### RECORDS FOR PROCESSING ###

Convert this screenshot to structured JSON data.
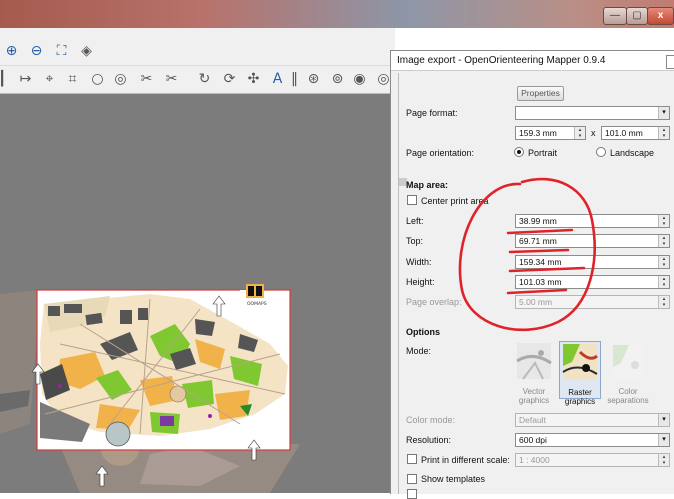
{
  "window": {
    "minimize_glyph": "—",
    "restore_glyph": "▢",
    "close_glyph": "x"
  },
  "toolbar": {
    "icons": [
      "zoom-in-icon",
      "zoom-out-icon",
      "fit-view-icon",
      "layer-icon"
    ]
  },
  "map": {
    "logo_letters": "M P S",
    "logo_caption": "OOMAPS"
  },
  "dialog": {
    "title": "Image export - OpenOrienteering Mapper 0.9.4",
    "properties_button": "Properties",
    "page_format_label": "Page format:",
    "page_format_value": "",
    "page_width": "159.3 mm",
    "page_times": "x",
    "page_height": "101.0 mm",
    "orientation_label": "Page orientation:",
    "portrait": "Portrait",
    "landscape": "Landscape",
    "map_area_heading": "Map area:",
    "center_print_area": "Center print area",
    "left_label": "Left:",
    "left_value": "38.99 mm",
    "top_label": "Top:",
    "top_value": "69.71 mm",
    "width_label": "Width:",
    "width_value": "159.34 mm",
    "height_label": "Height:",
    "height_value": "101.03 mm",
    "overlap_label": "Page overlap:",
    "overlap_value": "5.00 mm",
    "options_heading": "Options",
    "mode_label": "Mode:",
    "mode_vector": "Vector graphics",
    "mode_raster": "Raster graphics",
    "mode_color": "Color separations",
    "color_mode_label": "Color mode:",
    "color_mode_value": "Default",
    "resolution_label": "Resolution:",
    "resolution_value": "600 dpi",
    "print_scale_label": "Print in different scale:",
    "print_scale_value": "1 : 4000",
    "show_templates": "Show templates"
  },
  "colors": {
    "annotation_red": "#e0232a",
    "print_frame": "#d33a3a",
    "map_green": "#7fc832",
    "map_orange": "#f2b24a",
    "map_gray": "#7c7c7c"
  }
}
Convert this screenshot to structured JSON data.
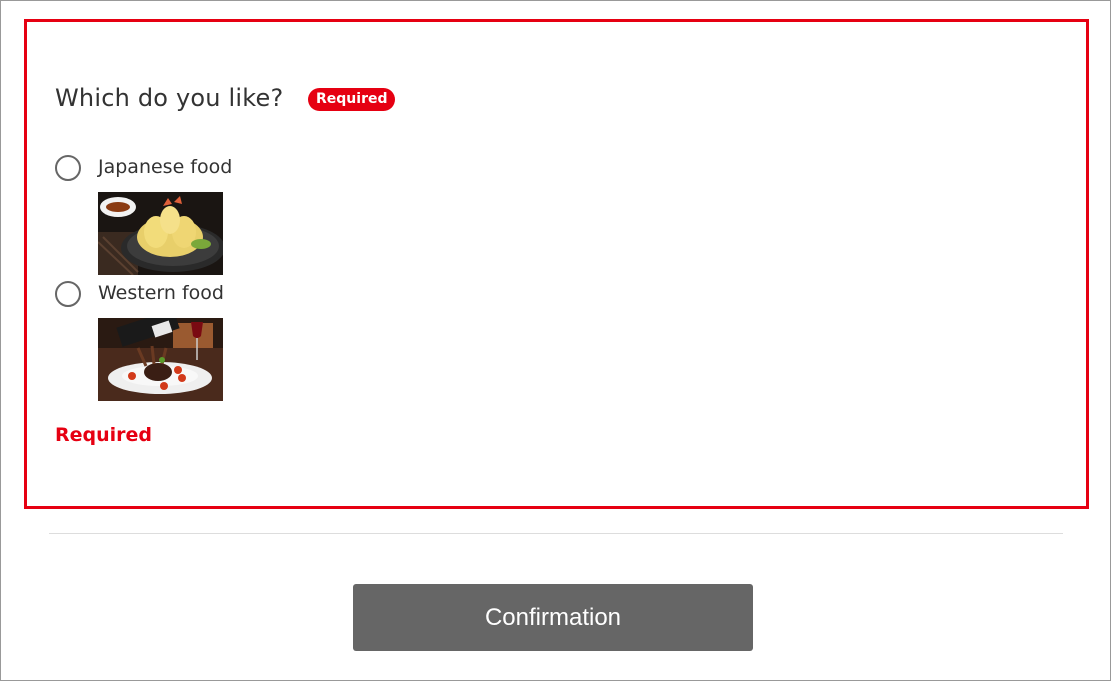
{
  "form": {
    "question": "Which do you like?",
    "required_badge": "Required",
    "error_message": "Required",
    "accent_color": "#e60012",
    "options": [
      {
        "label": "Japanese food",
        "selected": false,
        "image_icon": "tempura-photo"
      },
      {
        "label": "Western food",
        "selected": false,
        "image_icon": "steak-wine-photo"
      }
    ]
  },
  "footer": {
    "confirm_label": "Confirmation"
  }
}
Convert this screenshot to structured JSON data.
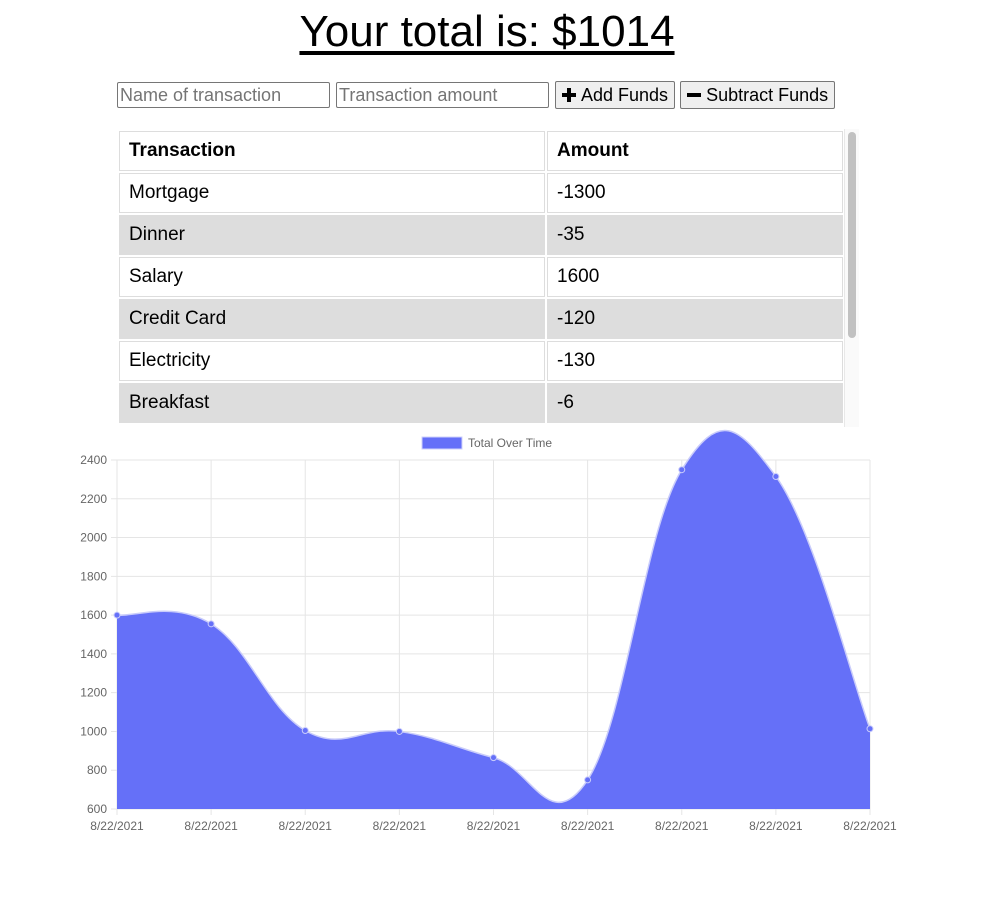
{
  "header": {
    "total_text": "Your total is: $1014"
  },
  "form": {
    "name_placeholder": "Name of transaction",
    "amount_placeholder": "Transaction amount",
    "add_label": "Add Funds",
    "subtract_label": "Subtract Funds"
  },
  "table": {
    "headers": [
      "Transaction",
      "Amount"
    ],
    "rows": [
      {
        "name": "Mortgage",
        "amount": "-1300"
      },
      {
        "name": "Dinner",
        "amount": "-35"
      },
      {
        "name": "Salary",
        "amount": "1600"
      },
      {
        "name": "Credit Card",
        "amount": "-120"
      },
      {
        "name": "Electricity",
        "amount": "-130"
      },
      {
        "name": "Breakfast",
        "amount": "-6"
      }
    ]
  },
  "colors": {
    "series_fill": "#6570f8",
    "series_point": "#6570f8"
  },
  "chart_data": {
    "type": "area",
    "x": [
      "8/22/2021",
      "8/22/2021",
      "8/22/2021",
      "8/22/2021",
      "8/22/2021",
      "8/22/2021",
      "8/22/2021",
      "8/22/2021",
      "8/22/2021"
    ],
    "series": [
      {
        "name": "Total Over Time",
        "values": [
          1600,
          1555,
          1005,
          1000,
          865,
          750,
          2350,
          2315,
          1014
        ]
      }
    ],
    "ylim": [
      600,
      2400
    ],
    "yticks": [
      600,
      800,
      1000,
      1200,
      1400,
      1600,
      1800,
      2000,
      2200,
      2400
    ],
    "grid": true,
    "legend": "top-center"
  }
}
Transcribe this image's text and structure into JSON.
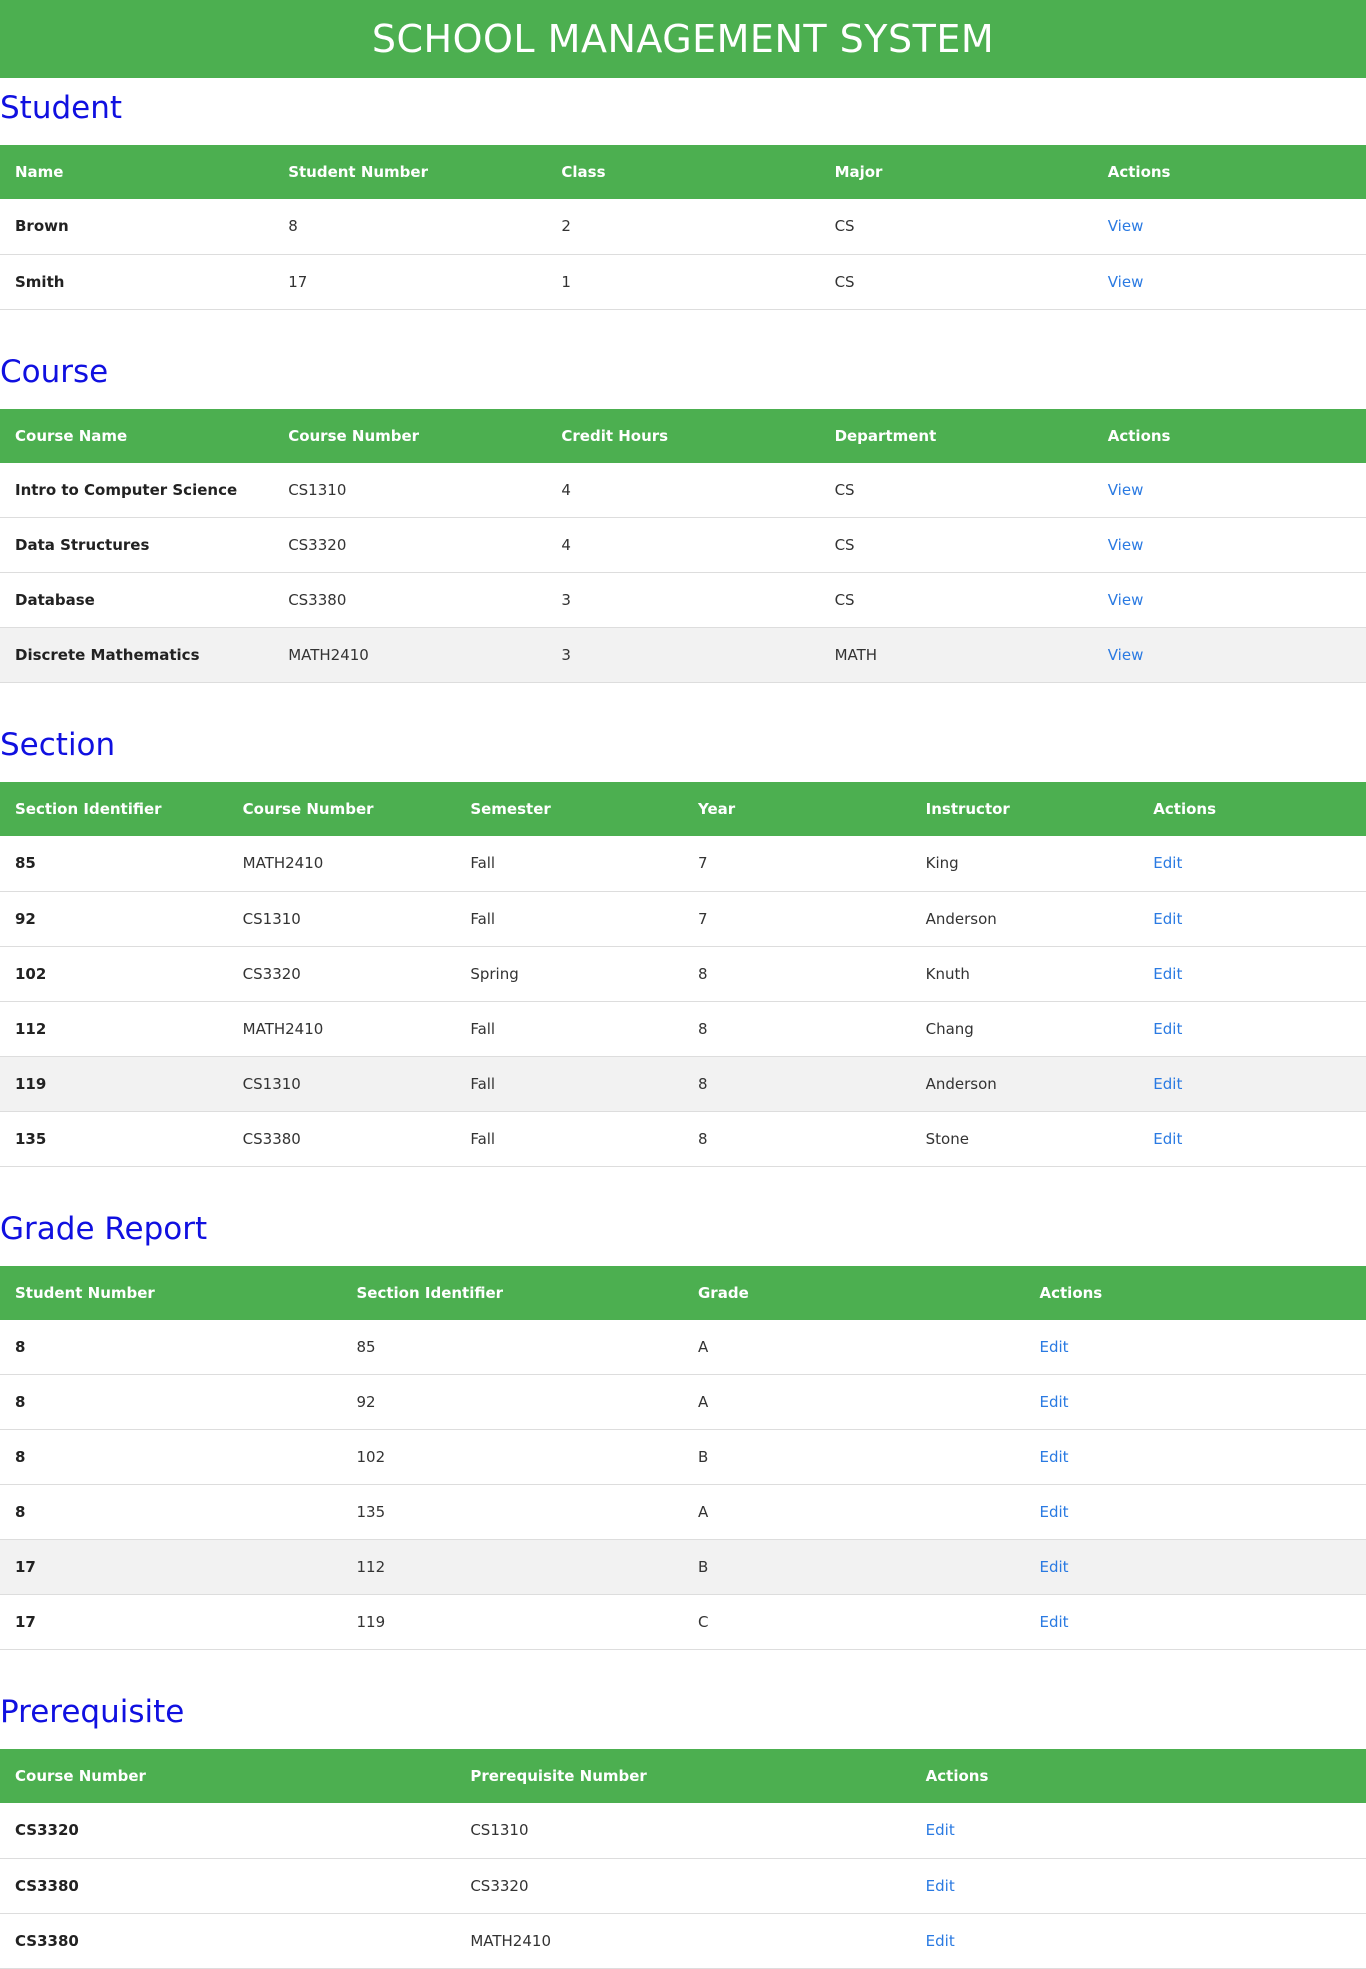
{
  "header": {
    "title": "SCHOOL MANAGEMENT SYSTEM"
  },
  "colors": {
    "header_bg": "#4caf50",
    "section_title": "#1010e0",
    "link": "#2a7ae2"
  },
  "student": {
    "title": "Student",
    "columns": [
      "Name",
      "Student Number",
      "Class",
      "Major",
      "Actions"
    ],
    "rows": [
      [
        "Brown",
        "8",
        "2",
        "CS",
        "View"
      ],
      [
        "Smith",
        "17",
        "1",
        "CS",
        "View"
      ]
    ]
  },
  "course": {
    "title": "Course",
    "columns": [
      "Course Name",
      "Course Number",
      "Credit Hours",
      "Department",
      "Actions"
    ],
    "rows": [
      [
        "Intro to Computer Science",
        "CS1310",
        "4",
        "CS",
        "View"
      ],
      [
        "Data Structures",
        "CS3320",
        "4",
        "CS",
        "View"
      ],
      [
        "Database",
        "CS3380",
        "3",
        "CS",
        "View"
      ],
      [
        "Discrete Mathematics",
        "MATH2410",
        "3",
        "MATH",
        "View"
      ]
    ]
  },
  "section": {
    "title": "Section",
    "columns": [
      "Section Identifier",
      "Course Number",
      "Semester",
      "Year",
      "Instructor",
      "Actions"
    ],
    "rows": [
      [
        "85",
        "MATH2410",
        "Fall",
        "7",
        "King",
        "Edit"
      ],
      [
        "92",
        "CS1310",
        "Fall",
        "7",
        "Anderson",
        "Edit"
      ],
      [
        "102",
        "CS3320",
        "Spring",
        "8",
        "Knuth",
        "Edit"
      ],
      [
        "112",
        "MATH2410",
        "Fall",
        "8",
        "Chang",
        "Edit"
      ],
      [
        "119",
        "CS1310",
        "Fall",
        "8",
        "Anderson",
        "Edit"
      ],
      [
        "135",
        "CS3380",
        "Fall",
        "8",
        "Stone",
        "Edit"
      ]
    ]
  },
  "grade_report": {
    "title": "Grade Report",
    "columns": [
      "Student Number",
      "Section Identifier",
      "Grade",
      "Actions"
    ],
    "rows": [
      [
        "8",
        "85",
        "A",
        "Edit"
      ],
      [
        "8",
        "92",
        "A",
        "Edit"
      ],
      [
        "8",
        "102",
        "B",
        "Edit"
      ],
      [
        "8",
        "135",
        "A",
        "Edit"
      ],
      [
        "17",
        "112",
        "B",
        "Edit"
      ],
      [
        "17",
        "119",
        "C",
        "Edit"
      ]
    ]
  },
  "prerequisite": {
    "title": "Prerequisite",
    "columns": [
      "Course Number",
      "Prerequisite Number",
      "Actions"
    ],
    "rows": [
      [
        "CS3320",
        "CS1310",
        "Edit"
      ],
      [
        "CS3380",
        "CS3320",
        "Edit"
      ],
      [
        "CS3380",
        "MATH2410",
        "Edit"
      ]
    ]
  }
}
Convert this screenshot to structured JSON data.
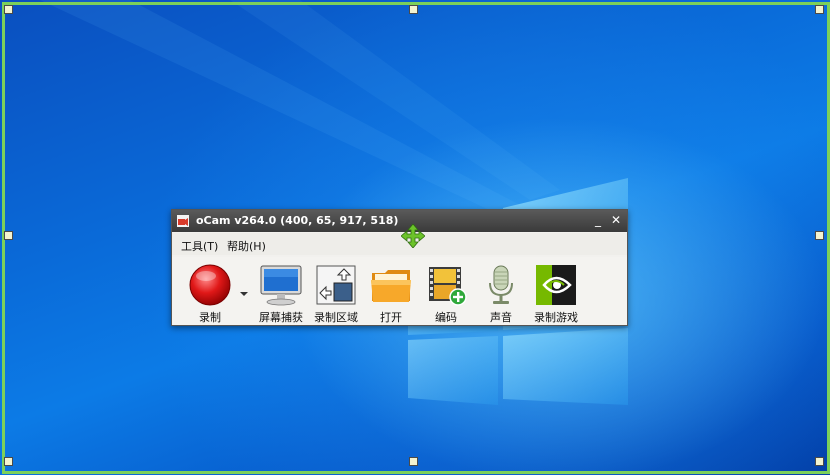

###

(WHAT YOU ARE ASKED TO DO)
Transcribe the material exactly, and leave out whatever pictures it holds.

(COMPLETED TASK)
Convert this screenshot to structured JSON data.
{
  "window": {
    "minimize_glyph": "—",
    "restore_glyph": "▢",
    "close_glyph": "x"
  },
  "toolbar": {
    "icons": [
      "zoom-in-icon",
      "zoom-out-icon",
      "fit-view-icon",
      "layer-icon"
    ]
  },
  "map": {
    "logo_letters": "M P S",
    "logo_caption": "OOMAPS"
  },
  "dialog": {
    "title": "Image export - OpenOrienteering Mapper 0.9.4",
    "properties_button": "Properties",
    "page_format_label": "Page format:",
    "page_format_value": "",
    "page_width": "159.3 mm",
    "page_times": "x",
    "page_height": "101.0 mm",
    "orientation_label": "Page orientation:",
    "portrait": "Portrait",
    "landscape": "Landscape",
    "map_area_heading": "Map area:",
    "center_print_area": "Center print area",
    "left_label": "Left:",
    "left_value": "38.99 mm",
    "top_label": "Top:",
    "top_value": "69.71 mm",
    "width_label": "Width:",
    "width_value": "159.34 mm",
    "height_label": "Height:",
    "height_value": "101.03 mm",
    "overlap_label": "Page overlap:",
    "overlap_value": "5.00 mm",
    "options_heading": "Options",
    "mode_label": "Mode:",
    "mode_vector": "Vector graphics",
    "mode_raster": "Raster graphics",
    "mode_color": "Color separations",
    "color_mode_label": "Color mode:",
    "color_mode_value": "Default",
    "resolution_label": "Resolution:",
    "resolution_value": "600 dpi",
    "print_scale_label": "Print in different scale:",
    "print_scale_value": "1 : 4000",
    "show_templates": "Show templates"
  },
  "colors": {
    "annotation_red": "#e0232a",
    "print_frame": "#d33a3a",
    "map_green": "#7fc832",
    "map_orange": "#f2b24a",
    "map_gray": "#7c7c7c"
  }
}
Convert this screenshot to structured JSON data.
{
  "form": {
    "question": "Which do you like?",
    "required_badge": "Required",
    "error_message": "Required",
    "accent_color": "#e60012",
    "options": [
      {
        "label": "Japanese food",
        "selected": false,
        "image_icon": "tempura-photo"
      },
      {
        "label": "Western food",
        "selected": false,
        "image_icon": "steak-wine-photo"
      }
    ]
  },
  "footer": {
    "confirm_label": "Confirmation"
  }
}
Convert this screenshot to structured JSON data.
{
  "header": {
    "total_text": "Your total is: $1014"
  },
  "form": {
    "name_placeholder": "Name of transaction",
    "amount_placeholder": "Transaction amount",
    "add_label": "Add Funds",
    "subtract_label": "Subtract Funds"
  },
  "table": {
    "headers": [
      "Transaction",
      "Amount"
    ],
    "rows": [
      {
        "name": "Mortgage",
        "amount": "-1300"
      },
      {
        "name": "Dinner",
        "amount": "-35"
      },
      {
        "name": "Salary",
        "amount": "1600"
      },
      {
        "name": "Credit Card",
        "amount": "-120"
      },
      {
        "name": "Electricity",
        "amount": "-130"
      },
      {
        "name": "Breakfast",
        "amount": "-6"
      }
    ]
  },
  "colors": {
    "series_fill": "#6570f8",
    "series_point": "#6570f8"
  },
  "chart_data": {
    "type": "area",
    "x": [
      "8/22/2021",
      "8/22/2021",
      "8/22/2021",
      "8/22/2021",
      "8/22/2021",
      "8/22/2021",
      "8/22/2021",
      "8/22/2021",
      "8/22/2021"
    ],
    "series": [
      {
        "name": "Total Over Time",
        "values": [
          1600,
          1555,
          1005,
          1000,
          865,
          750,
          2350,
          2315,
          1014
        ]
      }
    ],
    "ylim": [
      600,
      2400
    ],
    "yticks": [
      600,
      800,
      1000,
      1200,
      1400,
      1600,
      1800,
      2000,
      2200,
      2400
    ],
    "grid": true,
    "legend": "top-center"
  }
}
Transcribe this image's text and structure into JSON.
{
  "header": {
    "title": "SCHOOL MANAGEMENT SYSTEM"
  },
  "colors": {
    "header_bg": "#4caf50",
    "section_title": "#1010e0",
    "link": "#2a7ae2"
  },
  "student": {
    "title": "Student",
    "columns": [
      "Name",
      "Student Number",
      "Class",
      "Major",
      "Actions"
    ],
    "rows": [
      [
        "Brown",
        "8",
        "2",
        "CS",
        "View"
      ],
      [
        "Smith",
        "17",
        "1",
        "CS",
        "View"
      ]
    ]
  },
  "course": {
    "title": "Course",
    "columns": [
      "Course Name",
      "Course Number",
      "Credit Hours",
      "Department",
      "Actions"
    ],
    "rows": [
      [
        "Intro to Computer Science",
        "CS1310",
        "4",
        "CS",
        "View"
      ],
      [
        "Data Structures",
        "CS3320",
        "4",
        "CS",
        "View"
      ],
      [
        "Database",
        "CS3380",
        "3",
        "CS",
        "View"
      ],
      [
        "Discrete Mathematics",
        "MATH2410",
        "3",
        "MATH",
        "View"
      ]
    ]
  },
  "section": {
    "title": "Section",
    "columns": [
      "Section Identifier",
      "Course Number",
      "Semester",
      "Year",
      "Instructor",
      "Actions"
    ],
    "rows": [
      [
        "85",
        "MATH2410",
        "Fall",
        "7",
        "King",
        "Edit"
      ],
      [
        "92",
        "CS1310",
        "Fall",
        "7",
        "Anderson",
        "Edit"
      ],
      [
        "102",
        "CS3320",
        "Spring",
        "8",
        "Knuth",
        "Edit"
      ],
      [
        "112",
        "MATH2410",
        "Fall",
        "8",
        "Chang",
        "Edit"
      ],
      [
        "119",
        "CS1310",
        "Fall",
        "8",
        "Anderson",
        "Edit"
      ],
      [
        "135",
        "CS3380",
        "Fall",
        "8",
        "Stone",
        "Edit"
      ]
    ]
  },
  "grade_report": {
    "title": "Grade Report",
    "columns": [
      "Student Number",
      "Section Identifier",
      "Grade",
      "Actions"
    ],
    "rows": [
      [
        "8",
        "85",
        "A",
        "Edit"
      ],
      [
        "8",
        "92",
        "A",
        "Edit"
      ],
      [
        "8",
        "102",
        "B",
        "Edit"
      ],
      [
        "8",
        "135",
        "A",
        "Edit"
      ],
      [
        "17",
        "112",
        "B",
        "Edit"
      ],
      [
        "17",
        "119",
        "C",
        "Edit"
      ]
    ]
  },
  "prerequisite": {
    "title": "Prerequisite",
    "columns": [
      "Course Number",
      "Prerequisite Number",
      "Actions"
    ],
    "rows": [
      [
        "CS3320",
        "CS1310",
        "Edit"
      ],
      [
        "CS3380",
        "CS3320",
        "Edit"
      ],
      [
        "CS3380",
        "MATH2410",
        "Edit"
      ]
    ]
  }
}
Convert this screenshot to structured JSON data.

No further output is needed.